**Problem description:**
Skip the pictures. Repeat everything else in the records word for word.
-- begin Records --
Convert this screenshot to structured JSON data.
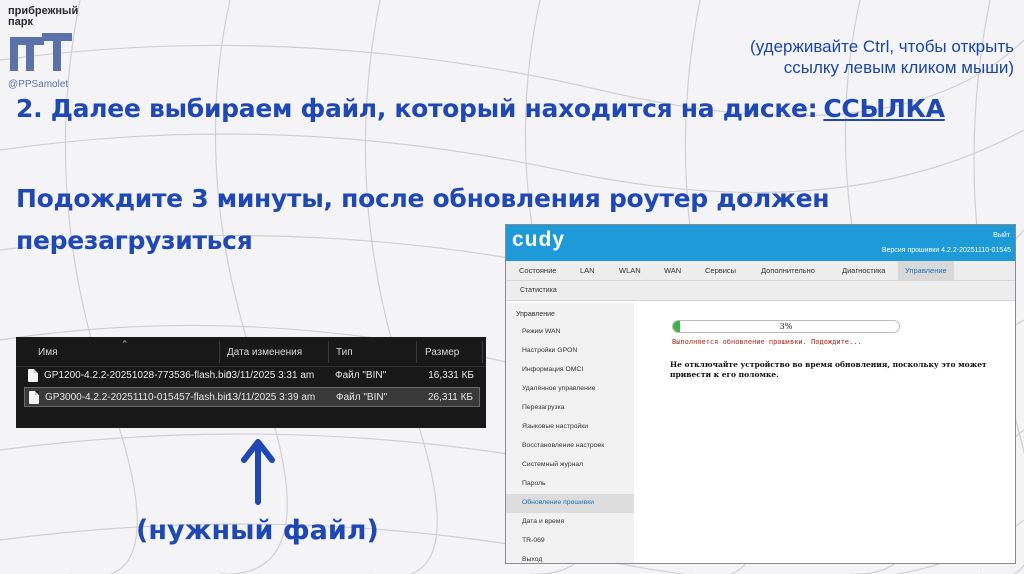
{
  "logo": {
    "line1": "прибрежный",
    "line2": "парк",
    "handle": "@PPSamolet"
  },
  "hint": {
    "line1": "(удерживайте Ctrl, чтобы открыть",
    "line2": "ссылку левым кликом мыши)"
  },
  "heading1": {
    "text": "2. Далее выбираем файл, который находится на диске:",
    "link": "ССЫЛКА"
  },
  "heading2": {
    "line1": "Подождите 3 минуты, после обновления роутер должен",
    "line2": "перезагрузиться"
  },
  "explorer": {
    "columns": [
      "Имя",
      "Дата изменения",
      "Тип",
      "Размер"
    ],
    "rows": [
      {
        "name": "GP1200-4.2.2-20251028-773536-flash.bin",
        "date": "03/11/2025 3:31 am",
        "type": "Файл \"BIN\"",
        "size": "16,331 КБ"
      },
      {
        "name": "GP3000-4.2.2-20251110-015457-flash.bin",
        "date": "13/11/2025 3:39 am",
        "type": "Файл \"BIN\"",
        "size": "26,311 КБ"
      }
    ]
  },
  "caption": "(нужный файл)",
  "router": {
    "logo": "cudy",
    "exit": "Выйт",
    "firmware_version": "Версия прошивки 4.2.2-20251110-01545",
    "tabs": [
      "Состояние",
      "LAN",
      "WLAN",
      "WAN",
      "Сервисы",
      "Дополнительно",
      "Диагностика",
      "Управление"
    ],
    "subtab": "Статистика",
    "sidebar_title": "Управление",
    "sidebar": [
      "Режим WAN",
      "Настройки GPON",
      "Информация OMCI",
      "Удалённое управление",
      "Перезагрузка",
      "Языковые настройки",
      "Восстановление настроек",
      "Системный журнал",
      "Пароль",
      "Обновление прошивки",
      "Дата и время",
      "TR-069",
      "Выход"
    ],
    "progress_text": "3%",
    "progress_value": 0.03,
    "status": "Выполняется обновление прошивки. Подождите...",
    "warning": "Не отключайте устройство во время обновления, поскольку это может привести к его поломке.",
    "accent": "#1d9ad7",
    "progress_color": "#3fb24a"
  },
  "colors": {
    "heading": "#1f48b5",
    "hint": "#1c45a8"
  }
}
-- end Records --
**Answer to this task:**
Convert this screenshot to structured JSON data.
{
  "logo": {
    "line1": "прибрежный",
    "line2": "парк",
    "handle": "@PPSamolet"
  },
  "hint": {
    "line1": "(удерживайте Ctrl, чтобы открыть",
    "line2": "ссылку левым кликом мыши)"
  },
  "heading1": {
    "text": "2. Далее выбираем файл, который находится на диске:",
    "link": "ССЫЛКА"
  },
  "heading2": {
    "line1": "Подождите 3 минуты, после обновления роутер должен",
    "line2": "перезагрузиться"
  },
  "explorer": {
    "columns": [
      "Имя",
      "Дата изменения",
      "Тип",
      "Размер"
    ],
    "rows": [
      {
        "name": "GP1200-4.2.2-20251028-773536-flash.bin",
        "date": "03/11/2025 3:31 am",
        "type": "Файл \"BIN\"",
        "size": "16,331 КБ"
      },
      {
        "name": "GP3000-4.2.2-20251110-015457-flash.bin",
        "date": "13/11/2025 3:39 am",
        "type": "Файл \"BIN\"",
        "size": "26,311 КБ"
      }
    ]
  },
  "caption": "(нужный файл)",
  "router": {
    "logo": "cudy",
    "exit": "Выйт",
    "firmware_version": "Версия прошивки 4.2.2-20251110-01545",
    "tabs": [
      "Состояние",
      "LAN",
      "WLAN",
      "WAN",
      "Сервисы",
      "Дополнительно",
      "Диагностика",
      "Управление"
    ],
    "subtab": "Статистика",
    "sidebar_title": "Управление",
    "sidebar": [
      "Режим WAN",
      "Настройки GPON",
      "Информация OMCI",
      "Удалённое управление",
      "Перезагрузка",
      "Языковые настройки",
      "Восстановление настроек",
      "Системный журнал",
      "Пароль",
      "Обновление прошивки",
      "Дата и время",
      "TR-069",
      "Выход"
    ],
    "progress_text": "3%",
    "progress_value": 0.03,
    "status": "Выполняется обновление прошивки. Подождите...",
    "warning": "Не отключайте устройство во время обновления, поскольку это может привести к его поломке.",
    "accent": "#1d9ad7",
    "progress_color": "#3fb24a"
  },
  "colors": {
    "heading": "#1f48b5",
    "hint": "#1c45a8"
  }
}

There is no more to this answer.